### DATASET RECORDS ###

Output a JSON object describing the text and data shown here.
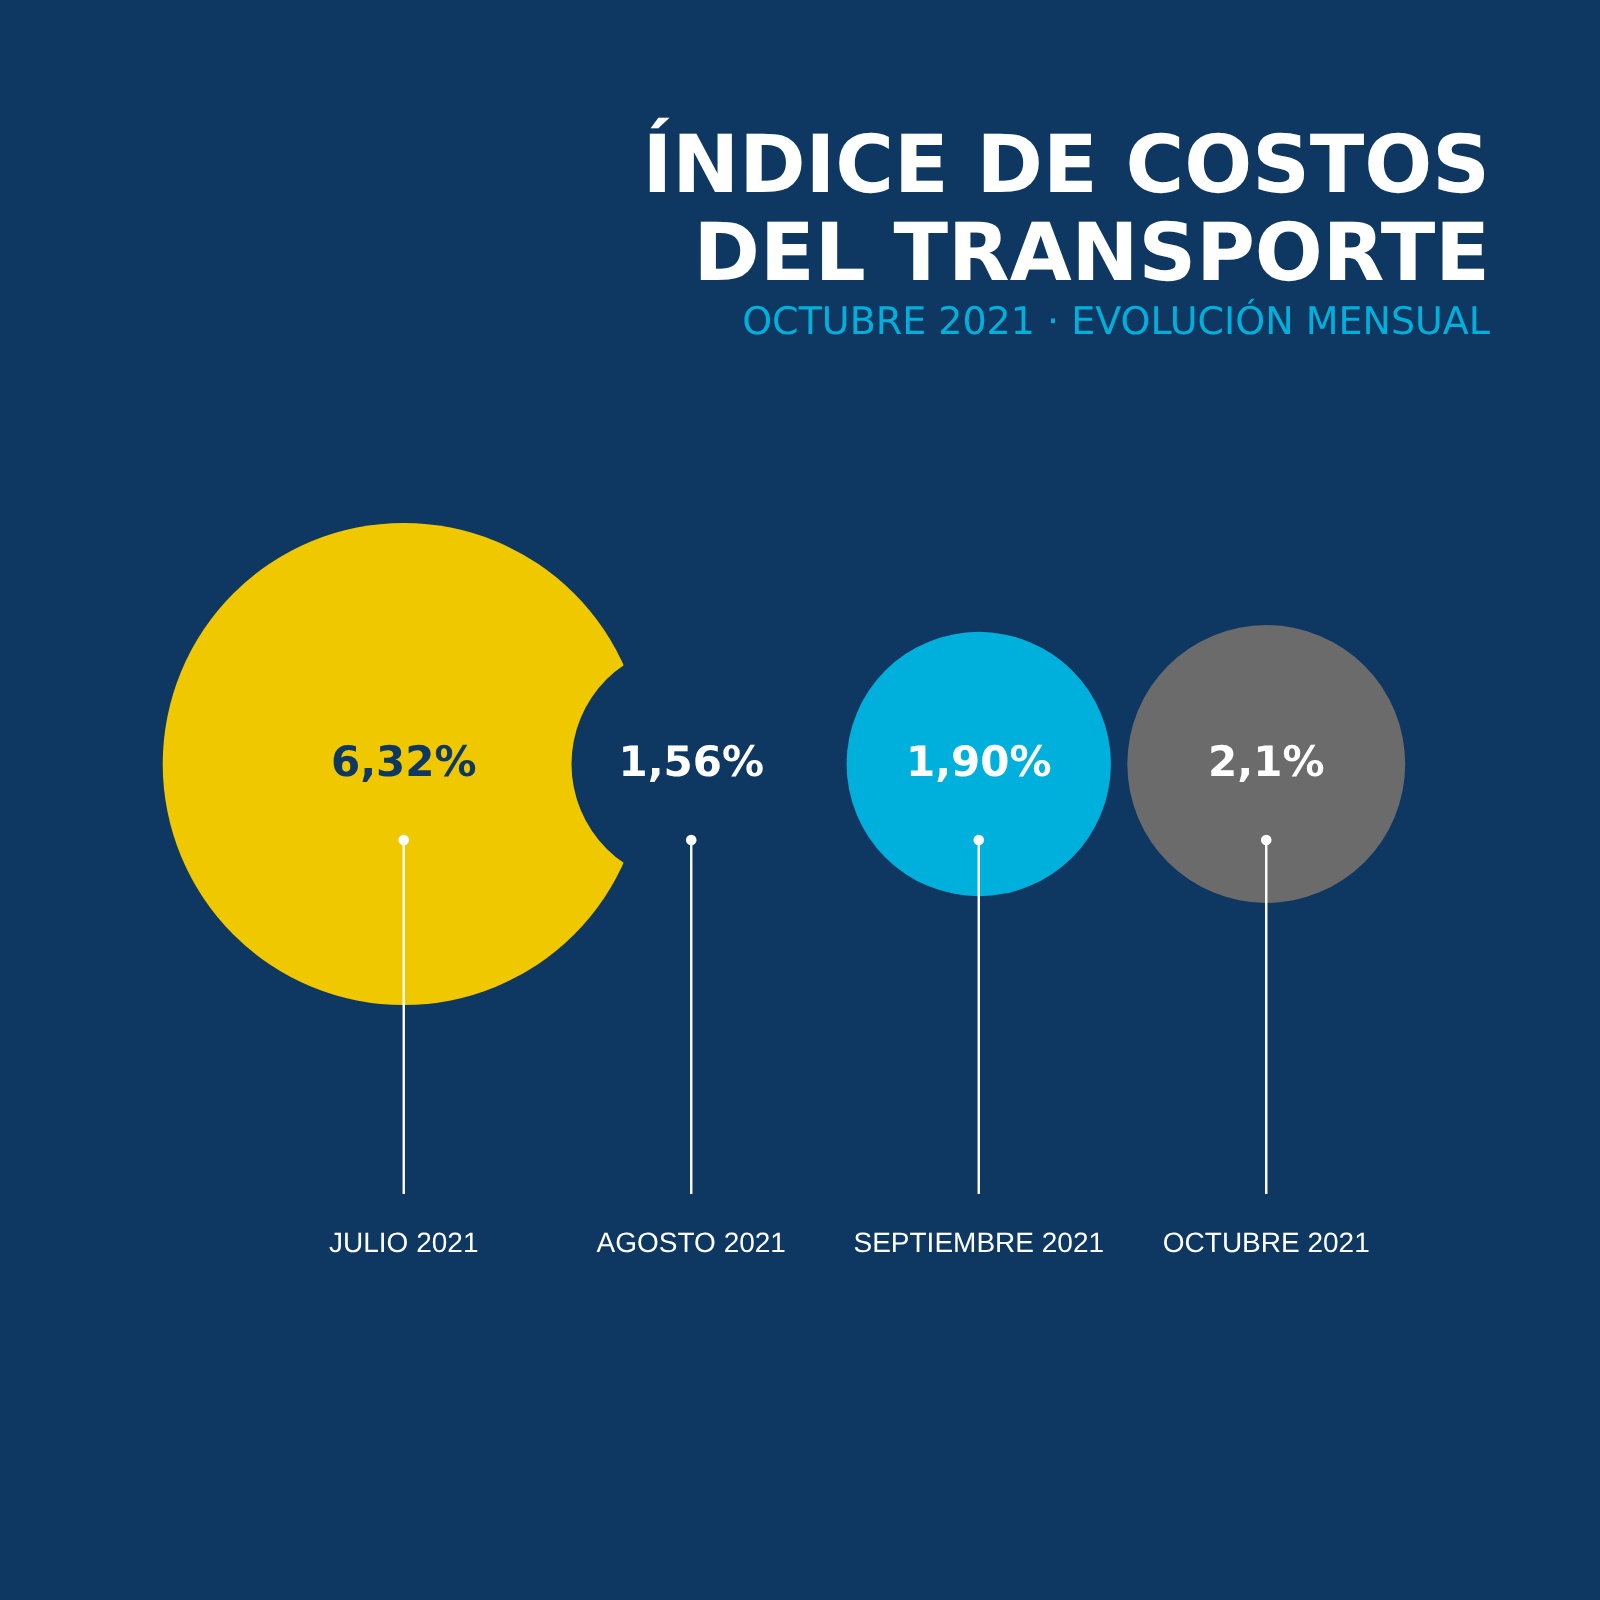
{
  "chart_data": {
    "type": "other",
    "title": "ÍNDICE DE COSTOS\nDEL TRANSPORTE",
    "subtitle": "OCTUBRE 2021 · EVOLUCIÓN MENSUAL",
    "categories": [
      "JULIO 2021",
      "AGOSTO 2021",
      "SEPTIEMBRE 2021",
      "OCTUBRE 2021"
    ],
    "values": [
      6.32,
      1.56,
      1.9,
      2.1
    ],
    "value_labels": [
      "6,32%",
      "1,56%",
      "1,90%",
      "2,1%"
    ],
    "colors": [
      "#f0c800",
      "#0e3761",
      "#00b0dc",
      "#6b6b6b"
    ]
  }
}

###

_TASK TO CARRY OUT_
Collect, from the material above, every line containing the word "OCTUBRE".

_EXERCISE RESPONSE_
    "subtitle": "OCTUBRE 2021 · EVOLUCIÓN MENSUAL",
      "OCTUBRE 2021"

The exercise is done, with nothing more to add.